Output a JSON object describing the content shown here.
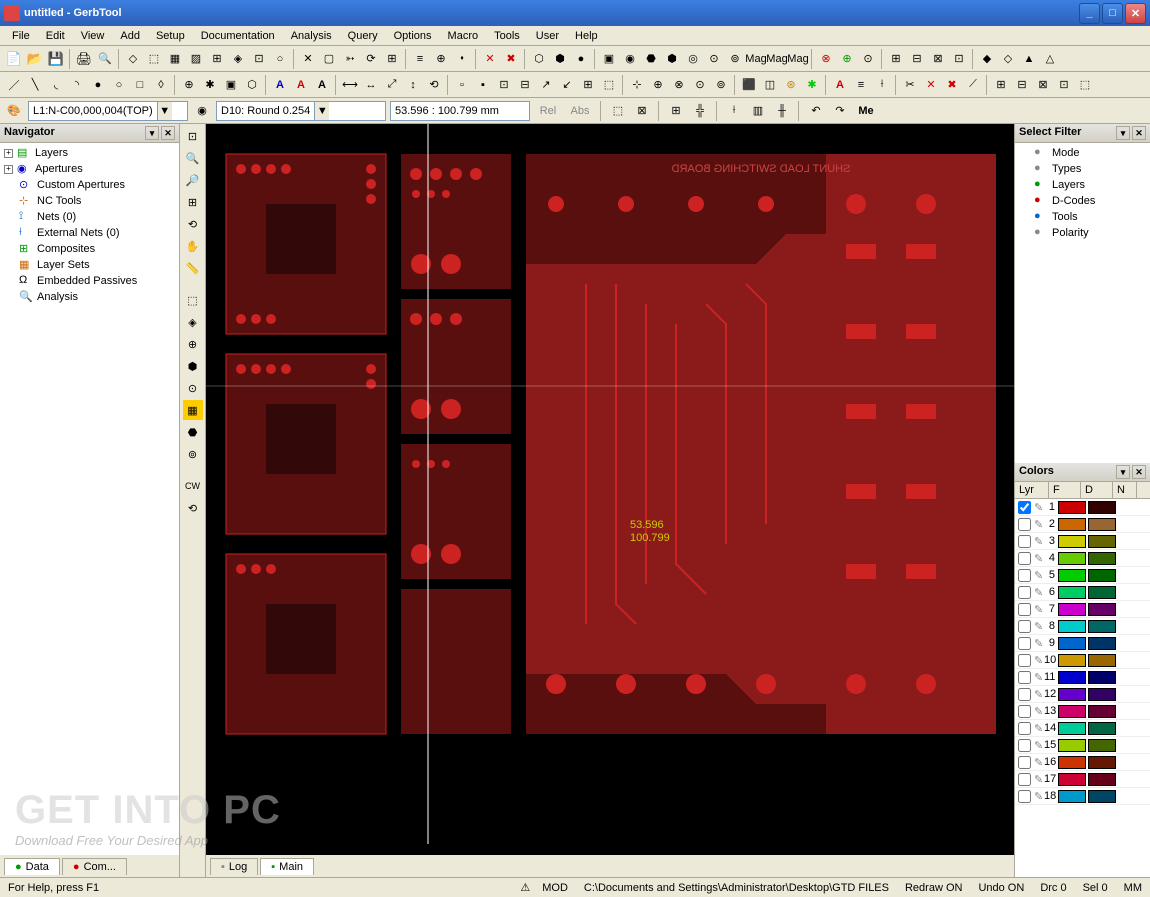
{
  "titlebar": {
    "title": "untitled - GerbTool"
  },
  "menubar": [
    "File",
    "Edit",
    "View",
    "Add",
    "Setup",
    "Documentation",
    "Analysis",
    "Query",
    "Options",
    "Macro",
    "Tools",
    "User",
    "Help"
  ],
  "controls": {
    "layer_combo": "L1:N-C00,000,004(TOP)",
    "dcode_combo": "D10: Round 0.254",
    "coord_box": "53.596 : 100.799 mm",
    "btn_rel": "Rel",
    "btn_abs": "Abs",
    "btn_me": "Me"
  },
  "navigator": {
    "title": "Navigator",
    "items": [
      {
        "icon": "layers",
        "label": "Layers",
        "expandable": true
      },
      {
        "icon": "apertures",
        "label": "Apertures",
        "expandable": true
      },
      {
        "icon": "custom",
        "label": "Custom Apertures",
        "expandable": false
      },
      {
        "icon": "nctools",
        "label": "NC Tools",
        "expandable": false
      },
      {
        "icon": "nets",
        "label": "Nets (0)",
        "expandable": false
      },
      {
        "icon": "extnets",
        "label": "External Nets (0)",
        "expandable": false
      },
      {
        "icon": "composites",
        "label": "Composites",
        "expandable": false
      },
      {
        "icon": "layersets",
        "label": "Layer Sets",
        "expandable": false
      },
      {
        "icon": "embedded",
        "label": "Embedded Passives",
        "expandable": false
      },
      {
        "icon": "analysis",
        "label": "Analysis",
        "expandable": false
      }
    ]
  },
  "canvas": {
    "coords_line1": "53.596",
    "coords_line2": "100.799"
  },
  "filter": {
    "title": "Select Filter",
    "items": [
      "Mode",
      "Types",
      "Layers",
      "D-Codes",
      "Tools",
      "Polarity"
    ]
  },
  "colors": {
    "title": "Colors",
    "headers": [
      "Lyr",
      "F",
      "D",
      "N"
    ],
    "rows": [
      {
        "n": "1",
        "checked": true,
        "c1": "#cc0000",
        "c2": "#330000"
      },
      {
        "n": "2",
        "checked": false,
        "c1": "#cc6600",
        "c2": "#996633"
      },
      {
        "n": "3",
        "checked": false,
        "c1": "#cccc00",
        "c2": "#666600"
      },
      {
        "n": "4",
        "checked": false,
        "c1": "#66cc00",
        "c2": "#336600"
      },
      {
        "n": "5",
        "checked": false,
        "c1": "#00cc00",
        "c2": "#006600"
      },
      {
        "n": "6",
        "checked": false,
        "c1": "#00cc66",
        "c2": "#006633"
      },
      {
        "n": "7",
        "checked": false,
        "c1": "#cc00cc",
        "c2": "#660066"
      },
      {
        "n": "8",
        "checked": false,
        "c1": "#00cccc",
        "c2": "#006666"
      },
      {
        "n": "9",
        "checked": false,
        "c1": "#0066cc",
        "c2": "#003366"
      },
      {
        "n": "10",
        "checked": false,
        "c1": "#cc9900",
        "c2": "#996600"
      },
      {
        "n": "11",
        "checked": false,
        "c1": "#0000cc",
        "c2": "#000066"
      },
      {
        "n": "12",
        "checked": false,
        "c1": "#6600cc",
        "c2": "#330066"
      },
      {
        "n": "13",
        "checked": false,
        "c1": "#cc0066",
        "c2": "#660033"
      },
      {
        "n": "14",
        "checked": false,
        "c1": "#00cc99",
        "c2": "#006644"
      },
      {
        "n": "15",
        "checked": false,
        "c1": "#99cc00",
        "c2": "#446600"
      },
      {
        "n": "16",
        "checked": false,
        "c1": "#cc3300",
        "c2": "#661900"
      },
      {
        "n": "17",
        "checked": false,
        "c1": "#cc0033",
        "c2": "#660019"
      },
      {
        "n": "18",
        "checked": false,
        "c1": "#0099cc",
        "c2": "#004466"
      }
    ]
  },
  "bottom_left_tabs": [
    {
      "label": "Data",
      "active": true
    },
    {
      "label": "Com...",
      "active": false
    }
  ],
  "bottom_center_tabs": [
    {
      "label": "Log",
      "active": false
    },
    {
      "label": "Main",
      "active": true
    }
  ],
  "statusbar": {
    "help": "For Help, press F1",
    "mod": "MOD",
    "path": "C:\\Documents and Settings\\Administrator\\Desktop\\GTD FILES",
    "redraw": "Redraw ON",
    "undo": "Undo ON",
    "drc": "Drc 0",
    "sel": "Sel 0",
    "unit": "MM"
  },
  "watermark": {
    "main": "GET INTO PC",
    "sub": "Download Free Your Desired App"
  }
}
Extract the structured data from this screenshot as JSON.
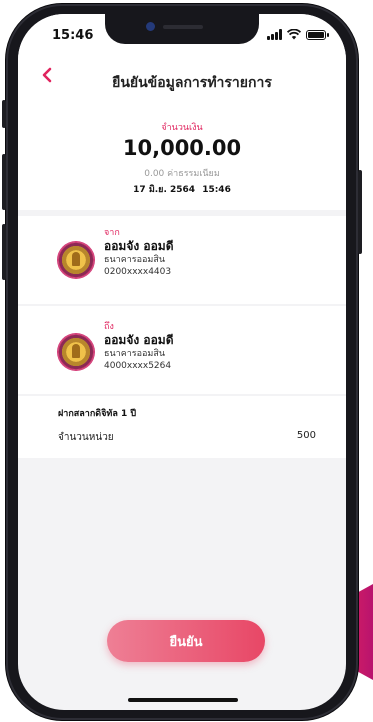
{
  "status": {
    "time": "15:46"
  },
  "header": {
    "title": "ยืนยันข้อมูลการทำรายการ"
  },
  "transaction": {
    "amount_label": "จำนวนเงิน",
    "amount": "10,000.00",
    "fee_amount": "0.00",
    "fee_label": "ค่าธรรมเนียม",
    "date": "17 มิ.ย. 2564",
    "time": "15:46"
  },
  "from": {
    "label": "จาก",
    "name": "ออมจัง ออมดี",
    "bank": "ธนาคารออมสิน",
    "account": "0200xxxx4403"
  },
  "to": {
    "label": "ถึง",
    "name": "ออมจัง ออมดี",
    "bank": "ธนาคารออมสิน",
    "account": "4000xxxx5264"
  },
  "details": {
    "title": "ฝากสลากดิจิทัล 1 ปี",
    "units_label": "จำนวนหน่วย",
    "units_value": "500"
  },
  "actions": {
    "confirm_label": "ยืนยัน"
  },
  "colors": {
    "accent": "#e0245e",
    "button_start": "#ee7f95",
    "button_end": "#e84766"
  },
  "icons": [
    "back-chevron-icon",
    "signal-icon",
    "wifi-icon",
    "battery-icon",
    "bank-logo-icon"
  ]
}
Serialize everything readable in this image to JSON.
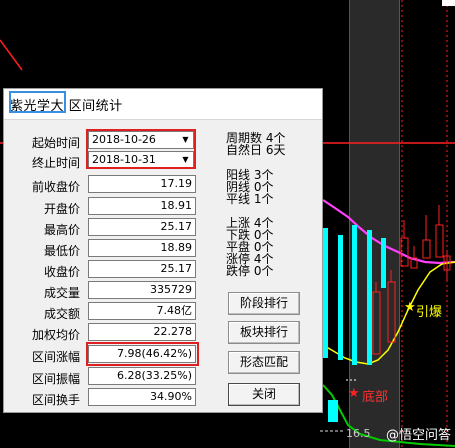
{
  "dialog": {
    "title": "紫光学大 区间统计",
    "start_time_label": "起始时间",
    "start_time_value": "2018-10-26",
    "end_time_label": "终止时间",
    "end_time_value": "2018-10-31",
    "dropdown_glyph": "▼",
    "fields": [
      {
        "label": "前收盘价",
        "value": "17.19"
      },
      {
        "label": "开盘价",
        "value": "18.91"
      },
      {
        "label": "最高价",
        "value": "25.17"
      },
      {
        "label": "最低价",
        "value": "18.89"
      },
      {
        "label": "收盘价",
        "value": "25.17"
      },
      {
        "label": "成交量",
        "value": "335729"
      },
      {
        "label": "成交额",
        "value": "7.48亿"
      },
      {
        "label": "加权均价",
        "value": "22.278"
      },
      {
        "label": "区间涨幅",
        "value": "7.98(46.42%)"
      },
      {
        "label": "区间振幅",
        "value": "6.28(33.25%)"
      },
      {
        "label": "区间换手",
        "value": "34.90%"
      }
    ],
    "period_stats": {
      "zhouqishu": "周期数 4个",
      "ziranri": "自然日 6天"
    },
    "candle_stats": {
      "yangxian": "阳线 3个",
      "yinxian": "阴线 0个",
      "pingxian": "平线 1个"
    },
    "move_stats": {
      "shangzhang": "上涨 4个",
      "xiadie": "下跌 0个",
      "pingpan": "平盘 0个",
      "zhangting": "涨停 4个",
      "dieting": "跌停 0个"
    },
    "buttons": {
      "stage_rank": "阶段排行",
      "sector_rank": "板块排行",
      "pattern_match": "形态匹配",
      "close": "关闭"
    }
  },
  "chart": {
    "label_yinbao": "引爆",
    "label_dibu": "底部",
    "star_glyph": "★",
    "price_label": "16.5",
    "watermark": "@悟空问答"
  },
  "colors": {
    "chart_bg": "#000000",
    "up_candle": "#ff2020",
    "limit_up_candle": "#00ffff",
    "ma_magenta": "#ff40ff",
    "ma_yellow": "#ffff00",
    "ma_green": "#00cc00",
    "red_highlight": "#e02020",
    "title_highlight": "#3a8fe0"
  }
}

____

• Written task: Drop the pictures, then reproduce exactly the lines from the one with "Serialize everything readable" through the final line of the listing.

• Answer below:
Serialize everything readable in this image to JSON.
{
  "dialog": {
    "title": "紫光学大 区间统计",
    "start_time_label": "起始时间",
    "start_time_value": "2018-10-26",
    "end_time_label": "终止时间",
    "end_time_value": "2018-10-31",
    "dropdown_glyph": "▼",
    "fields": [
      {
        "label": "前收盘价",
        "value": "17.19"
      },
      {
        "label": "开盘价",
        "value": "18.91"
      },
      {
        "label": "最高价",
        "value": "25.17"
      },
      {
        "label": "最低价",
        "value": "18.89"
      },
      {
        "label": "收盘价",
        "value": "25.17"
      },
      {
        "label": "成交量",
        "value": "335729"
      },
      {
        "label": "成交额",
        "value": "7.48亿"
      },
      {
        "label": "加权均价",
        "value": "22.278"
      },
      {
        "label": "区间涨幅",
        "value": "7.98(46.42%)"
      },
      {
        "label": "区间振幅",
        "value": "6.28(33.25%)"
      },
      {
        "label": "区间换手",
        "value": "34.90%"
      }
    ],
    "period_stats": {
      "zhouqishu": "周期数 4个",
      "ziranri": "自然日 6天"
    },
    "candle_stats": {
      "yangxian": "阳线 3个",
      "yinxian": "阴线 0个",
      "pingxian": "平线 1个"
    },
    "move_stats": {
      "shangzhang": "上涨 4个",
      "xiadie": "下跌 0个",
      "pingpan": "平盘 0个",
      "zhangting": "涨停 4个",
      "dieting": "跌停 0个"
    },
    "buttons": {
      "stage_rank": "阶段排行",
      "sector_rank": "板块排行",
      "pattern_match": "形态匹配",
      "close": "关闭"
    }
  },
  "chart": {
    "label_yinbao": "引爆",
    "label_dibu": "底部",
    "star_glyph": "★",
    "price_label": "16.5",
    "watermark": "@悟空问答"
  },
  "colors": {
    "chart_bg": "#000000",
    "up_candle": "#ff2020",
    "limit_up_candle": "#00ffff",
    "ma_magenta": "#ff40ff",
    "ma_yellow": "#ffff00",
    "ma_green": "#00cc00",
    "red_highlight": "#e02020",
    "title_highlight": "#3a8fe0"
  }
}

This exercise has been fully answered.